Copy every line of the listing that holds the string "JSON".

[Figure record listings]
────────────────

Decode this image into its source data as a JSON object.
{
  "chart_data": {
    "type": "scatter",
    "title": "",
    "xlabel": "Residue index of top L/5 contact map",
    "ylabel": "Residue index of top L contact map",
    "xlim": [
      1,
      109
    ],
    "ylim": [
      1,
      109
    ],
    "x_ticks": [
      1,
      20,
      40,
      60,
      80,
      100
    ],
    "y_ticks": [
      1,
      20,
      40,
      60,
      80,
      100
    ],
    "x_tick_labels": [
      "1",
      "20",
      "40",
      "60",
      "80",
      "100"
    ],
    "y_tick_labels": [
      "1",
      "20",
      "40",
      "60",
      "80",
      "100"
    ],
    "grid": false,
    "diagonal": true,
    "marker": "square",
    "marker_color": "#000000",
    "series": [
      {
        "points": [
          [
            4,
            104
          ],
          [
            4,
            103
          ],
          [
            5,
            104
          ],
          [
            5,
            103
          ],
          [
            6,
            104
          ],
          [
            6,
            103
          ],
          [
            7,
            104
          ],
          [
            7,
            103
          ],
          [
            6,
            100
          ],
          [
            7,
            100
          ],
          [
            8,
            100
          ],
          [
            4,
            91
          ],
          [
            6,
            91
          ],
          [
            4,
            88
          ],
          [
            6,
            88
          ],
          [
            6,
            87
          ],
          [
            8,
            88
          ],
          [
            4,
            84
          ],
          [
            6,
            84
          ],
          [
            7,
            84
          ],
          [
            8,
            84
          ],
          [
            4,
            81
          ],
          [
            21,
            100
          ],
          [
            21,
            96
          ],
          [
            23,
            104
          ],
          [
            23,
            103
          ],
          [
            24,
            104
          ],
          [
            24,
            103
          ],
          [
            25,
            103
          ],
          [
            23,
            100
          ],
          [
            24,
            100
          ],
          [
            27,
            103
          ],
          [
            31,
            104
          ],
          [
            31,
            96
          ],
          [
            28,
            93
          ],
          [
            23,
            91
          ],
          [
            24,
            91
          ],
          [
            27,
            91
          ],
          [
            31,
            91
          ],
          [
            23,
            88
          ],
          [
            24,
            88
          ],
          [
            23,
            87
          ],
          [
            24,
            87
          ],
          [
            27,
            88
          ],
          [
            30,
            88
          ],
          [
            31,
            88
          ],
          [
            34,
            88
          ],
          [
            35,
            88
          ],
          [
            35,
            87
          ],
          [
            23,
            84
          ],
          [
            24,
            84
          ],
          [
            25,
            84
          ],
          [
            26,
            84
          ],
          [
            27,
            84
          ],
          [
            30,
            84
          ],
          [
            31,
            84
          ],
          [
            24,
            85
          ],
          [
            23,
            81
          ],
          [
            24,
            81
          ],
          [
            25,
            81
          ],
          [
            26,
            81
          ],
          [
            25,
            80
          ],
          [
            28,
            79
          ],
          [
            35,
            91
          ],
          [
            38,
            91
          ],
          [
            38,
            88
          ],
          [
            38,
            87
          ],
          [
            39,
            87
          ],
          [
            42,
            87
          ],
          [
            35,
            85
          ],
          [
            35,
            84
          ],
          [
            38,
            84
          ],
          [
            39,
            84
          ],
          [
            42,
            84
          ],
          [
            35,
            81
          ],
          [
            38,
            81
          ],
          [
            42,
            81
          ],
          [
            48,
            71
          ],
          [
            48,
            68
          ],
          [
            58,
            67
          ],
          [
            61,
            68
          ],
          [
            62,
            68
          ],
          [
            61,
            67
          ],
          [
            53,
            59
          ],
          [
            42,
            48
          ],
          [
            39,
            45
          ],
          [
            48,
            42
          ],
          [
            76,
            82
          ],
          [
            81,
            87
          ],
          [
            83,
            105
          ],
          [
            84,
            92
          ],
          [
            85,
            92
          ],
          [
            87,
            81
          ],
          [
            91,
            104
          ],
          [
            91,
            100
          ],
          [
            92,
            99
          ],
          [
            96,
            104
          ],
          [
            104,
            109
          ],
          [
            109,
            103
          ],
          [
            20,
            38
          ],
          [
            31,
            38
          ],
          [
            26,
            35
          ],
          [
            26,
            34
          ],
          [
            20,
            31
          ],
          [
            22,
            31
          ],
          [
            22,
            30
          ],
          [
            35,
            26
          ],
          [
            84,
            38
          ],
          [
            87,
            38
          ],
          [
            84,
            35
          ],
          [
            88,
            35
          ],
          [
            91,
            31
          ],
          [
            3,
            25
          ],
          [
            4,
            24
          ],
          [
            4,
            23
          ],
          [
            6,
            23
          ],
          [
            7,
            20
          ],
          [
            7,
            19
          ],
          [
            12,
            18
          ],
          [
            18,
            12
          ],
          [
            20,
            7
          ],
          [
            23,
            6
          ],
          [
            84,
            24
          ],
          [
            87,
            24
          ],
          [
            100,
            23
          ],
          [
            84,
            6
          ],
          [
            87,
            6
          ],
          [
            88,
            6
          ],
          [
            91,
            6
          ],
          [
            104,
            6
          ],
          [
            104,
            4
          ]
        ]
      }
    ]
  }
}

────────────────

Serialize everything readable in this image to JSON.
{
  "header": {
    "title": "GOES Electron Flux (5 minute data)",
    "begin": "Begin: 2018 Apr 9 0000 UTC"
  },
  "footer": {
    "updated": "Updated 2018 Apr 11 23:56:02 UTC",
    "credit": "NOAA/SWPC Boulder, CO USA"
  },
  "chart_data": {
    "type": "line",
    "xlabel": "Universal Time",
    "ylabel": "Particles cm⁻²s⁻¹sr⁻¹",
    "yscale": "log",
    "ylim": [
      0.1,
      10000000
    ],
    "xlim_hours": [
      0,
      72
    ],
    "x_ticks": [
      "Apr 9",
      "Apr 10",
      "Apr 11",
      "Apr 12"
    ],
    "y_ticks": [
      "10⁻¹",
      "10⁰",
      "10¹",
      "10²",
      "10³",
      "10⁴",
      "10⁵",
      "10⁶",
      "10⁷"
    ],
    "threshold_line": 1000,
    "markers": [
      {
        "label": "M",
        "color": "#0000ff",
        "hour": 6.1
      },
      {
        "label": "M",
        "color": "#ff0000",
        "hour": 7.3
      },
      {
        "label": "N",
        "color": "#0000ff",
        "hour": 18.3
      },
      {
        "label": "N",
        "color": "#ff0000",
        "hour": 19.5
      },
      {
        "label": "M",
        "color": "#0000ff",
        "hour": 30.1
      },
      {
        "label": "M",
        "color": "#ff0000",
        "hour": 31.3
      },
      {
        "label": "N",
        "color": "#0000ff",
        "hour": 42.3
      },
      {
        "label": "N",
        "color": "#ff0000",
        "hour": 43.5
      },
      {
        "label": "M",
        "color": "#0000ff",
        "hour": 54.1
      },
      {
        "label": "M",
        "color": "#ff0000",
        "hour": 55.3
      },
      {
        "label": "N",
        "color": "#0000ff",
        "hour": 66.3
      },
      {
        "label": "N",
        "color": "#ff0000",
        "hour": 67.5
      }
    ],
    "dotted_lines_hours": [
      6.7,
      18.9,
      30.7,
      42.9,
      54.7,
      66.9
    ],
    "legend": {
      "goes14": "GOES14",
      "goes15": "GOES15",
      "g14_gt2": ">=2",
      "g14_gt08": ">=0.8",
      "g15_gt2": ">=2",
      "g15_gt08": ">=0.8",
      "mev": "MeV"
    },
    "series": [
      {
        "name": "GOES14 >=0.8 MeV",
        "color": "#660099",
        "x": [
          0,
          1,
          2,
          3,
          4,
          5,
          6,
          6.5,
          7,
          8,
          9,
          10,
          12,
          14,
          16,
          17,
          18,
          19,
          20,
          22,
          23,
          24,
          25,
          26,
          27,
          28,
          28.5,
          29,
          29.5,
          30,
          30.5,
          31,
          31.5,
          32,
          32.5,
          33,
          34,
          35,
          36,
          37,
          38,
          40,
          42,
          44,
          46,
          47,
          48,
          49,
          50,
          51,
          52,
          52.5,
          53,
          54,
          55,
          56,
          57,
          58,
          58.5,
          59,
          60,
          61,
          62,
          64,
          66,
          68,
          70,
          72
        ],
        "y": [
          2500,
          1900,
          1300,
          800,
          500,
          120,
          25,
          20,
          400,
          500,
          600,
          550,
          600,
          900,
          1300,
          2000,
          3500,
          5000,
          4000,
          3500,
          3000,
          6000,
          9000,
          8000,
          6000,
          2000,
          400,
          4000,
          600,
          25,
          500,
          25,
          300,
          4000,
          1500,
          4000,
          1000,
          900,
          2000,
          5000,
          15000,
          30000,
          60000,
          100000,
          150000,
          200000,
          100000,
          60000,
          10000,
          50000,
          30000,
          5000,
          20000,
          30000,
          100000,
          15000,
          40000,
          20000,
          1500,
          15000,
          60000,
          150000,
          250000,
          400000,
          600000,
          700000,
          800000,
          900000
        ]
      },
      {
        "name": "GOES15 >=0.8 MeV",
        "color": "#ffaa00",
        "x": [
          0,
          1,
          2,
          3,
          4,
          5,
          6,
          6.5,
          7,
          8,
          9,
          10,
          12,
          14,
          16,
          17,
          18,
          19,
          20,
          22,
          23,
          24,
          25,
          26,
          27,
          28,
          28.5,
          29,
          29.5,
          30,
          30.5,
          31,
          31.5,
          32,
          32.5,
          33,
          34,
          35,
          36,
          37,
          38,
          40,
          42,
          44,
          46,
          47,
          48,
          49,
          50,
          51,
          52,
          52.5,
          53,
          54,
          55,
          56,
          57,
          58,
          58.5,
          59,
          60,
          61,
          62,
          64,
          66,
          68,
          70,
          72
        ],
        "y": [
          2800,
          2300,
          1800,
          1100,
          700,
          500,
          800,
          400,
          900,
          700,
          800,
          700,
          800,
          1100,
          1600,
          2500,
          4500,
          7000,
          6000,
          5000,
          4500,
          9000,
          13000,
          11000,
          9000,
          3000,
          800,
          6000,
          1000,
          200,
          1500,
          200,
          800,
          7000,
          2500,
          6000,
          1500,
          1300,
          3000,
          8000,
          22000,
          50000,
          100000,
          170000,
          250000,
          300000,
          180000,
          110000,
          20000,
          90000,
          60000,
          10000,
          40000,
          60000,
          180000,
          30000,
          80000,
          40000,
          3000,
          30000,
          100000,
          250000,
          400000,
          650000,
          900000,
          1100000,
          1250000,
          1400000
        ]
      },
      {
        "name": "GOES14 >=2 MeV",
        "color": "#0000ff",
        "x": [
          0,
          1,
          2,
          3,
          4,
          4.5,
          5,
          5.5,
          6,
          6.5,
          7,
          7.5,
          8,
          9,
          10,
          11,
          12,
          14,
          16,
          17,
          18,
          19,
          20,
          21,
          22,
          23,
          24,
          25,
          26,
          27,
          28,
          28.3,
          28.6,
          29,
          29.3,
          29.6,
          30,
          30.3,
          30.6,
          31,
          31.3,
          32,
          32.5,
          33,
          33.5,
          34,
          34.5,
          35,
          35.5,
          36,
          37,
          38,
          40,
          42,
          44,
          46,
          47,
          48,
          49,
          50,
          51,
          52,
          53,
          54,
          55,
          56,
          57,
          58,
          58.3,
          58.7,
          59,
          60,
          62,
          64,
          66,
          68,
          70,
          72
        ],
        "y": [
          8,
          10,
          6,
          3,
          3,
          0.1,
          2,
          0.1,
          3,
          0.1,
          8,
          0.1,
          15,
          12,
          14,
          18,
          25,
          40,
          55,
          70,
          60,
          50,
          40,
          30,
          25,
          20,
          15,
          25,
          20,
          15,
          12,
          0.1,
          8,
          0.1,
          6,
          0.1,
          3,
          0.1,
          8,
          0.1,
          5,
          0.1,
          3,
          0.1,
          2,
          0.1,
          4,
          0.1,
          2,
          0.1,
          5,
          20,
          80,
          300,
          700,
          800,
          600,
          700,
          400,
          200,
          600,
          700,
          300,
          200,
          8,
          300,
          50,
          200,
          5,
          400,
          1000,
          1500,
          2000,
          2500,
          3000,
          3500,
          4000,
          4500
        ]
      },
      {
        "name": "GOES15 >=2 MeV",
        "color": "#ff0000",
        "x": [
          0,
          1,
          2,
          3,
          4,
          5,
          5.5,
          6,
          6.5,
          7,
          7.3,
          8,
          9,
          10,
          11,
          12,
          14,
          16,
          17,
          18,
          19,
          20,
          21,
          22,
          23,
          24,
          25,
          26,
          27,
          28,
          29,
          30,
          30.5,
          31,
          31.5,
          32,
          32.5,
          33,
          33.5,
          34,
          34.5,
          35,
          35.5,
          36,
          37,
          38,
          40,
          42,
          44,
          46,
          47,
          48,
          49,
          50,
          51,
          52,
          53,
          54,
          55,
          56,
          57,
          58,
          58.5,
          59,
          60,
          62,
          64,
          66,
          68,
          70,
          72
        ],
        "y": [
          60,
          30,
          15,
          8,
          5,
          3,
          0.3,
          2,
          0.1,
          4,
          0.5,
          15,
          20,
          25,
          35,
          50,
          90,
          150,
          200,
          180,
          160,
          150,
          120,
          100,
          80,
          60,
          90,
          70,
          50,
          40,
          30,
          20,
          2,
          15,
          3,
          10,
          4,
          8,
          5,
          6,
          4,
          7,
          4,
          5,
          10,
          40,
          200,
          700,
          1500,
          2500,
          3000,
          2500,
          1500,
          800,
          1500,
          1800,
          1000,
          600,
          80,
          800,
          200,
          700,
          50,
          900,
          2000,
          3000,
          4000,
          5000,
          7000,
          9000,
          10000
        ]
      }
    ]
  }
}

────────────────

**Written response**:
Decode this image into its source data as a JSON object.
Serialize everything readable in this image to JSON.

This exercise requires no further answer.